**Written problem 1**
Copy out the records line for line, from the line containing "Output 11 of" through the line containing "category-label: 社会保障(高齢者) [364, 144, 516, 230]".

── Page text ──

Previous Section Back to Table of Contents Lords Hansard Home Page

Lord Tordoff: My Lords, before the Minister replies, I wish to make a remark which I hope is not trivial. I congratulate the noble Lord, Lord Jenkin, on using the words "one thousand million" and "two thousand, five hundred million" rather than referring to those

3 Apr 2003 : Column 1421

figures as billions, which they are not. On this side of the Atlantic, one thousand million is not one billion; it is one milliard. I am glad to see it used in your Lordships' House.

Lord Sainsbury of Turville: My Lords, I thank the noble Lord, Lord Jenkin, for tabling these amendments and for giving me the opportunity to clarify a little further our intentions in relation to this clause. I shall try to give him the best information that we have at this stage. However, I should say, first, that our recent support took the form only of a temporary loan. We are striving to achieve a restructuring of British Energy which, once the burden of the nuclear liabilities has been removed and alongside the restructuring of the company's debt, should mean that the company is financially viable, with no ongoing need of a subsidy for future operations. On that basis, British Energy's nuclear stations should be economic, even at the current low electricity prices.

───

**Written problem 2**
Continue the Lords debate on British Energy from where the text stops.

── Data to process ──

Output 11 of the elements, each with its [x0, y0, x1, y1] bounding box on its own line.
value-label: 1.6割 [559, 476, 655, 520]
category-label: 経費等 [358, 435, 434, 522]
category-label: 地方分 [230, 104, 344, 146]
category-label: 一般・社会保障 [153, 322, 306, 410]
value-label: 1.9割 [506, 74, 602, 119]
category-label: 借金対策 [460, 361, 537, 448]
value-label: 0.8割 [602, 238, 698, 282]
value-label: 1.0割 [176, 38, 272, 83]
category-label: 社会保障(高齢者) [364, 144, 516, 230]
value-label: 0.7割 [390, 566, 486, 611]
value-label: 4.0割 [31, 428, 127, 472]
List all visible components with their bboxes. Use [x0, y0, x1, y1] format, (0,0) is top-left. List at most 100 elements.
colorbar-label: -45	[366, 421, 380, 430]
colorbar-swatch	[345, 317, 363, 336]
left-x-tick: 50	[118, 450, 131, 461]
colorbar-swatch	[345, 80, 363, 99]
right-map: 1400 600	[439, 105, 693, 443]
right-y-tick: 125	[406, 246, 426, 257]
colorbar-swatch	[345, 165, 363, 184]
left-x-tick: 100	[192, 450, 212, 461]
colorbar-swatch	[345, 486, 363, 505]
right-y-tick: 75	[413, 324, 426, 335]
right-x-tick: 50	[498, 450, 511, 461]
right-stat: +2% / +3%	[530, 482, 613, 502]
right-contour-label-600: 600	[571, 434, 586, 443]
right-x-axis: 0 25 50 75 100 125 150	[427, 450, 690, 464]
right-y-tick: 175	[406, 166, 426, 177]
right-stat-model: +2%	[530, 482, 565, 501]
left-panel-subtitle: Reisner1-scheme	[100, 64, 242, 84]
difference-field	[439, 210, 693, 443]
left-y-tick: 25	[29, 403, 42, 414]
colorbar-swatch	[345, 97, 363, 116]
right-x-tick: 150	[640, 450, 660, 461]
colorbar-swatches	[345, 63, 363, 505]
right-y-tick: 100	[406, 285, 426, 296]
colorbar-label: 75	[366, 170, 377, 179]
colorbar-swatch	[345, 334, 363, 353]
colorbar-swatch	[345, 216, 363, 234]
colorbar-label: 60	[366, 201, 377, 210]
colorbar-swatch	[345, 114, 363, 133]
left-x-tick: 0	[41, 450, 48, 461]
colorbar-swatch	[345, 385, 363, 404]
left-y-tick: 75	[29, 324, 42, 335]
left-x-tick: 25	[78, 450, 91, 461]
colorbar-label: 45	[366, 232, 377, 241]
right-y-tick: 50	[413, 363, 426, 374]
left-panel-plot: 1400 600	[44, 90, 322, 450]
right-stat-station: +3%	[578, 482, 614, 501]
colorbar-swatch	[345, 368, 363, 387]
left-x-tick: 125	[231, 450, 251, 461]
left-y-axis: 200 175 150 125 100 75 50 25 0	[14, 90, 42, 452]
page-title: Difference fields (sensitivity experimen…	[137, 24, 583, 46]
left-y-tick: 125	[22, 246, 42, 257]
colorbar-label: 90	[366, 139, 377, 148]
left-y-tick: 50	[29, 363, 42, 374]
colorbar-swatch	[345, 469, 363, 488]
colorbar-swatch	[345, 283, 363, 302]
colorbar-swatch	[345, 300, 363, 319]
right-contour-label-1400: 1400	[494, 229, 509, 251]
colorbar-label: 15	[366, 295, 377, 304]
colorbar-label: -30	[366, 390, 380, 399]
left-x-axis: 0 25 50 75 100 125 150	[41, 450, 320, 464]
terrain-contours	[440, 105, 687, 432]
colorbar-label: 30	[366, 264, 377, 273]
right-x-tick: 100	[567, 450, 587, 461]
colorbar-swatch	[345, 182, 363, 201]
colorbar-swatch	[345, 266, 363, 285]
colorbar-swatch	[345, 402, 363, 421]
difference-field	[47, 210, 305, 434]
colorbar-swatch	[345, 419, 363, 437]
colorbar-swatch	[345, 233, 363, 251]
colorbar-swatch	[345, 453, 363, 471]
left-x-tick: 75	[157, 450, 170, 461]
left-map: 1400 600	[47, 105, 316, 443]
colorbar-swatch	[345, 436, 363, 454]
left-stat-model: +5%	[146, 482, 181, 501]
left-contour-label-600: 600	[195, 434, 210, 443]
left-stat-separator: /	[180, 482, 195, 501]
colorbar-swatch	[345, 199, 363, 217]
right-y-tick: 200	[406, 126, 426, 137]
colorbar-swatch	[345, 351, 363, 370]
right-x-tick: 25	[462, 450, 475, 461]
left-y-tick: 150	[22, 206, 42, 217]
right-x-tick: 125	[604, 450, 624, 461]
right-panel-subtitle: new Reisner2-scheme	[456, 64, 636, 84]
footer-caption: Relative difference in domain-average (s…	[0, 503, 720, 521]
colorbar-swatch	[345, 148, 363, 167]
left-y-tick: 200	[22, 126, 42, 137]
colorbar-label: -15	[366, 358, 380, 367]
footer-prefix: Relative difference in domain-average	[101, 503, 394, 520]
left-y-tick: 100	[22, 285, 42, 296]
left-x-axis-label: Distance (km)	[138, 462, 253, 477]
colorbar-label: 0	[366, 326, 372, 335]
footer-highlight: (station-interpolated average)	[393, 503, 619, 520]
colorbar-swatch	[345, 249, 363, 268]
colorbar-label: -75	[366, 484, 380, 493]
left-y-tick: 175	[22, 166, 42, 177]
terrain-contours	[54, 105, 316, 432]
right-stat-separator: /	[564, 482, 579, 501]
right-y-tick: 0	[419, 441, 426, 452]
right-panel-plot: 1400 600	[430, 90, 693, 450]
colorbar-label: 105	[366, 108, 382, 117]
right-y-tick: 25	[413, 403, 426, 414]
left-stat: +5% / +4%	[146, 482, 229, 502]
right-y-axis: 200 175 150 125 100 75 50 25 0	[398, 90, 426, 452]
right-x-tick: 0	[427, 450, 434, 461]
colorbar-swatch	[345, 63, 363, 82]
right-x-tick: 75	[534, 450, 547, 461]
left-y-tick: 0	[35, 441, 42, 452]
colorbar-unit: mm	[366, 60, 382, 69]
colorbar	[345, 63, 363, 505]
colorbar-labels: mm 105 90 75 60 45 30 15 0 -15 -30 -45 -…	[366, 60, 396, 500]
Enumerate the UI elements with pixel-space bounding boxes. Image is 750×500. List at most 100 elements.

───
── Data to process ──

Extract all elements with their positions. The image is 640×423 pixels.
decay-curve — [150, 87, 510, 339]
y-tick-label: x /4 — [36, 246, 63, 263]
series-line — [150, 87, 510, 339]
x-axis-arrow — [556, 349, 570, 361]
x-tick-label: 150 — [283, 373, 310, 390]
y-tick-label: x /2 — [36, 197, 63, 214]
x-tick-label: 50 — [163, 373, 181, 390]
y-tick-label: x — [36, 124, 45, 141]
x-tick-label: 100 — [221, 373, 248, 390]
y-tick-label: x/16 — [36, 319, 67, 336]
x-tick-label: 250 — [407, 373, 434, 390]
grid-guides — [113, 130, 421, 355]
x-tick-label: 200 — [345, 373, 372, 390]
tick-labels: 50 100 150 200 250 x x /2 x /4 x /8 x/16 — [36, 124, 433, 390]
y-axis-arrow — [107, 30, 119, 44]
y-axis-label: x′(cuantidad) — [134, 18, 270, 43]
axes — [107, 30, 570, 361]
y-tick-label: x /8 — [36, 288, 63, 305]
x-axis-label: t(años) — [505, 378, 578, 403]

───
── Data to process ──

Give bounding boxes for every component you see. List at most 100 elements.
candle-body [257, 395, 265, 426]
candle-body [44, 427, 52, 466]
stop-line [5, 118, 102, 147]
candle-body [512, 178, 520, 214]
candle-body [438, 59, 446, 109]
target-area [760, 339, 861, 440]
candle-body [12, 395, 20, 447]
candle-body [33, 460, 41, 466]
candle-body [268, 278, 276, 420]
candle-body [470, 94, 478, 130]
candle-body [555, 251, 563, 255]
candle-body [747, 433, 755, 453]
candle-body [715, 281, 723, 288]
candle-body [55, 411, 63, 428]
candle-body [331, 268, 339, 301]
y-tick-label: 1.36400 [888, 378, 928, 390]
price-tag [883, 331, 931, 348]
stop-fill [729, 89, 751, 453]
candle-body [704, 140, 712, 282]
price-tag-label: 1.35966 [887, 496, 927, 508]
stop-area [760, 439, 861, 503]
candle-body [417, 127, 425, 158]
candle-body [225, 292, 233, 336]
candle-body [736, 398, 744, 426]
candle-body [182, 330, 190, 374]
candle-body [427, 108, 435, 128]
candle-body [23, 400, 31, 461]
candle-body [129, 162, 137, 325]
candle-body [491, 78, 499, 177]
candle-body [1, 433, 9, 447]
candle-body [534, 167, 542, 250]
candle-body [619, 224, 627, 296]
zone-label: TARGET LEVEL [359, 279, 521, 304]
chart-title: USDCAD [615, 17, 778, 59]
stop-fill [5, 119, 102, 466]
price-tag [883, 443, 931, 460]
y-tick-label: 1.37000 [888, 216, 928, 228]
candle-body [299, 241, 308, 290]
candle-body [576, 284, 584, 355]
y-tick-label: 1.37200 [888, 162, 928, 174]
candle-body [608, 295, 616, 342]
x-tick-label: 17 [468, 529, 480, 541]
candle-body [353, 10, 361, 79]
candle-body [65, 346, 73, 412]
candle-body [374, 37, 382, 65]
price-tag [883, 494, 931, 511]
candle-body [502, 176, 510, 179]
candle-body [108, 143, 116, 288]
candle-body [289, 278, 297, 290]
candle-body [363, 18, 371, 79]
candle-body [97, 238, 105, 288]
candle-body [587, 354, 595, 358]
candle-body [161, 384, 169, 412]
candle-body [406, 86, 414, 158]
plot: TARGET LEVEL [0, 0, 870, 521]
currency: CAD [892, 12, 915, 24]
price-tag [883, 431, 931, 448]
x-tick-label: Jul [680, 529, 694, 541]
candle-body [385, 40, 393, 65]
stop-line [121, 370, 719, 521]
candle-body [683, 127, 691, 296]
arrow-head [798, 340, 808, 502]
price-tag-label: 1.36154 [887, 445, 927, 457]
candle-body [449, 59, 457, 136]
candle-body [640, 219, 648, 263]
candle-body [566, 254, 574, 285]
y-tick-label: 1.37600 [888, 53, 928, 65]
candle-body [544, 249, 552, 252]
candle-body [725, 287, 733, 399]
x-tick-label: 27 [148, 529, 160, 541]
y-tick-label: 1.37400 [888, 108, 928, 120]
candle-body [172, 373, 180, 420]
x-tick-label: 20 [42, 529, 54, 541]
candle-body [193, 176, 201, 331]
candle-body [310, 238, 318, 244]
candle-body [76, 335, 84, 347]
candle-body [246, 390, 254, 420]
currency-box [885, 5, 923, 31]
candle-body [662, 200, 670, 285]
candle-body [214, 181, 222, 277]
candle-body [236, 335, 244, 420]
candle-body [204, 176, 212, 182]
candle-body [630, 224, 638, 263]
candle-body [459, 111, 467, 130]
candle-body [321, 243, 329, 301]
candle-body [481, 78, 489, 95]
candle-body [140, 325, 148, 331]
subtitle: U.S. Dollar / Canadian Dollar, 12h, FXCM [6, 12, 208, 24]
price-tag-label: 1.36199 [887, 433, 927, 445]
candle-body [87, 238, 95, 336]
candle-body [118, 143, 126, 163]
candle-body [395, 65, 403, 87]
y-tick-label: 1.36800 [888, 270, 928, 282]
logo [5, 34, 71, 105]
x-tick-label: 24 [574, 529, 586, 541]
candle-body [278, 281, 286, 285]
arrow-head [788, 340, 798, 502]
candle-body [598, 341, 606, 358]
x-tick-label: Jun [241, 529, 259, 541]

───

**Exercise result 1**
Output 11 of the elements, each with its [x0, y0, x1, y1] bounding box on its own line.
value-label: 1.6割 [559, 476, 655, 520]
category-label: 経費等 [358, 435, 434, 522]
category-label: 地方分 [230, 104, 344, 146]
category-label: 一般・社会保障 [153, 322, 306, 410]
value-label: 1.9割 [506, 74, 602, 119]
category-label: 借金対策 [460, 361, 537, 448]
value-label: 0.8割 [602, 238, 698, 282]
value-label: 1.0割 [176, 38, 272, 83]
category-label: 社会保障(高齢者) [364, 144, 516, 230]

**Exercise result 2**
I turn now to the detail of what we think government expenditure is likely to be. Amendment No. 2 refers to expenditure under subsection (1)(a). Perhaps it would be useful to remind noble Lords of the main areas in which we think we would use this provision and how we foresee it working.

The first area is in relation to our loan to the company while the restructuring plan is put in place. The figure of 700 million referred to in the amendment is, I think, a reference to the loan facility that we have in place with British Energy. This loan facility was previously subject to a limit of 650 million. That figure was always a maximum limit. There was no question of us simply handing over 650 million to the company to do with it as it saw fit. Rather, the loan facility was subject to various controls to ensure that the loan was the minimum necessary. Furthermore, following the sale of the company's stake in Bruce Power, it repaid the loan. We continue to make a facility available, but its total size has been significantly reduced to 200 million on a contingency basis in case of a requirement for further trading collateral or working capital.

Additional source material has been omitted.